* **Directive**:
Write out each line beneath this one exactly as it reads.

* **Stored data**:
####

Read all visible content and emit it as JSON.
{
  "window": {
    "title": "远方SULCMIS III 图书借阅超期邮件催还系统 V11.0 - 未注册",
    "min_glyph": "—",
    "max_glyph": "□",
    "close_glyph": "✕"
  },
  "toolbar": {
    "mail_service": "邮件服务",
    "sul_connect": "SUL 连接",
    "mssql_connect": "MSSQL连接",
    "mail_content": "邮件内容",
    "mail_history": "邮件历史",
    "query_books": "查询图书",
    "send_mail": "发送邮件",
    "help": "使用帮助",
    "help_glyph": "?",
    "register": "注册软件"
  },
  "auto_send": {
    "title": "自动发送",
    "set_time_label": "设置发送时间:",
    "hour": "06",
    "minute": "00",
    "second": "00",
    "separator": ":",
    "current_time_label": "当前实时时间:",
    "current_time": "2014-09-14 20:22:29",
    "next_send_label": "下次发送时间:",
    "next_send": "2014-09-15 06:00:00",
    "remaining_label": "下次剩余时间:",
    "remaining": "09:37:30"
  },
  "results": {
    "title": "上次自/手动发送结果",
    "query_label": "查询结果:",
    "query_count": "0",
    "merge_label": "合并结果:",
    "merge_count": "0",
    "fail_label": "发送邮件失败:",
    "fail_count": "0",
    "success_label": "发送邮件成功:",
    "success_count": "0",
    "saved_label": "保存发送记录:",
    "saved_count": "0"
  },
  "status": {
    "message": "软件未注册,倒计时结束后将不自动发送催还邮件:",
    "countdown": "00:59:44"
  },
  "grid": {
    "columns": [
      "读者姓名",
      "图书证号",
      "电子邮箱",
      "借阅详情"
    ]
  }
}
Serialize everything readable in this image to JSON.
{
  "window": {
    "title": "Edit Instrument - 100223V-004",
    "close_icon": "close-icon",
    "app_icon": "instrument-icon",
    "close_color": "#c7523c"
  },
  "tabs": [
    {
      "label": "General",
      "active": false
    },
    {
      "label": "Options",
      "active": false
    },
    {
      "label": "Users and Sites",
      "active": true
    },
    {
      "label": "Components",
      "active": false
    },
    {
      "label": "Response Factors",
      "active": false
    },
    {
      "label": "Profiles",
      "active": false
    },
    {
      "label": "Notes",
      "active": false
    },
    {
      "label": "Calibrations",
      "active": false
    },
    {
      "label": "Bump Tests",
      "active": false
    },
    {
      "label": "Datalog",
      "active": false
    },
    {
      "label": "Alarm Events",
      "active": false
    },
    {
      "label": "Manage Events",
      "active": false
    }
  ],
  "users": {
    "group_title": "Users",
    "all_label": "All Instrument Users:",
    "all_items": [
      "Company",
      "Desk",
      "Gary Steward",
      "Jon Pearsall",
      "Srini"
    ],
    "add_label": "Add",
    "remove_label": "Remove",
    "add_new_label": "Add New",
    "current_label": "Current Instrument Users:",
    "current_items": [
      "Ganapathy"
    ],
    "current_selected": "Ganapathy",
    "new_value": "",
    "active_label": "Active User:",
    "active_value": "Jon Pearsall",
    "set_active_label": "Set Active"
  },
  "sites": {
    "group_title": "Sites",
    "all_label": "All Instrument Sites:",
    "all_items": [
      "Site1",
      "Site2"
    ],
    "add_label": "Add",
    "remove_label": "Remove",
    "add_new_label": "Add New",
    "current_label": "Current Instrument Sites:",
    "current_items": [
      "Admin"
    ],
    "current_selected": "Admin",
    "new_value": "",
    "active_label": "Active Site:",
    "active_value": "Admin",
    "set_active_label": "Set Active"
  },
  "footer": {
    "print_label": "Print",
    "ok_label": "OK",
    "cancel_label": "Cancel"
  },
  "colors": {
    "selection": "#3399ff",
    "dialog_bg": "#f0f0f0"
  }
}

####

* **Solution to the problem**:
Read all visible content and emit it as JSON.
{
  "window": {
    "title": "远方SULCMIS III 图书借阅超期邮件催还系统 V11.0 - 未注册",
    "min_glyph": "—",
    "max_glyph": "□",
    "close_glyph": "✕"
  },
  "toolbar": {
    "mail_service": "邮件服务",
    "sul_connect": "SUL 连接",
    "mssql_connect": "MSSQL连接",
    "mail_content": "邮件内容",
    "mail_history": "邮件历史",
    "query_books": "查询图书",
    "send_mail": "发送邮件",
    "help": "使用帮助",
    "help_glyph": "?",
    "register": "注册软件"
  },
  "auto_send": {
    "title": "自动发送",
    "set_time_label": "设置发送时间:",
    "hour": "06",
    "minute": "00",
    "second": "00",
    "separator": ":",
    "current_time_label": "当前实时时间:",
    "current_time": "2014-09-14 20:22:29",
    "next_send_label": "下次发送时间:",
    "next_send": "2014-09-15 06:00:00",
    "remaining_label": "下次剩余时间:",
    "remaining": "09:37:30"
  },
  "results": {
    "title": "上次自/手动发送结果",
    "query_label": "查询结果:",
    "query_count": "0",
    "merge_label": "合并结果:",
    "merge_count": "0",
    "fail_label": "发送邮件失败:",
    "fail_count": "0",
    "success_label": "发送邮件成功:",
    "success_count": "0",
    "saved_label": "保存发送记录:",
    "saved_count": "0"
  },
  "status": {
    "message": "软件未注册,倒计时结束后将不自动发送催还邮件:",
    "countdown": "00:59:44"
  },
  "grid": {
    "columns": [
      "读者姓名",
      "图书证号",
      "电子邮箱",
      "借阅详情"
    ]
  }
}
Serialize everything readable in this image to JSON.
{
  "window": {
    "title": "Edit Instrument - 100223V-004",
    "close_icon": "close-icon",
    "app_icon": "instrument-icon",
    "close_color": "#c7523c"
  },
  "tabs": [
    {
      "label": "General",
      "active": false
    },
    {
      "label": "Options",
      "active": false
    },
    {
      "label": "Users and Sites",
      "active": true
    },
    {
      "label": "Components",
      "active": false
    },
    {
      "label": "Response Factors",
      "active": false
    },
    {
      "label": "Profiles",
      "active": false
    },
    {
      "label": "Notes",
      "active": false
    },
    {
      "label": "Calibrations",
      "active": false
    },
    {
      "label": "Bump Tests",
      "active": false
    },
    {
      "label": "Datalog",
      "active": false
    },
    {
      "label": "Alarm Events",
      "active": false
    },
    {
      "label": "Manage Events",
      "active": false
    }
  ],
  "users": {
    "group_title": "Users",
    "all_label": "All Instrument Users:",
    "all_items": [
      "Company",
      "Desk",
      "Gary Steward",
      "Jon Pearsall",
      "Srini"
    ],
    "add_label": "Add",
    "remove_label": "Remove",
    "add_new_label": "Add New",
    "current_label": "Current Instrument Users:",
    "current_items": [
      "Ganapathy"
    ],
    "current_selected": "Ganapathy",
    "new_value": "",
    "active_label": "Active User:",
    "active_value": "Jon Pearsall",
    "set_active_label": "Set Active"
  },
  "sites": {
    "group_title": "Sites",
    "all_label": "All Instrument Sites:",
    "all_items": [
      "Site1",
      "Site2"
    ],
    "add_label": "Add",
    "remove_label": "Remove",
    "add_new_label": "Add New",
    "current_label": "Current Instrument Sites:",
    "current_items": [
      "Admin"
    ],
    "current_selected": "Admin",
    "new_value": "",
    "active_label": "Active Site:",
    "active_value": "Admin",
    "set_active_label": "Set Active"
  },
  "footer": {
    "print_label": "Print",
    "ok_label": "OK",
    "cancel_label": "Cancel"
  },
  "colors": {
    "selection": "#3399ff",
    "dialog_bg": "#f0f0f0"
  }
}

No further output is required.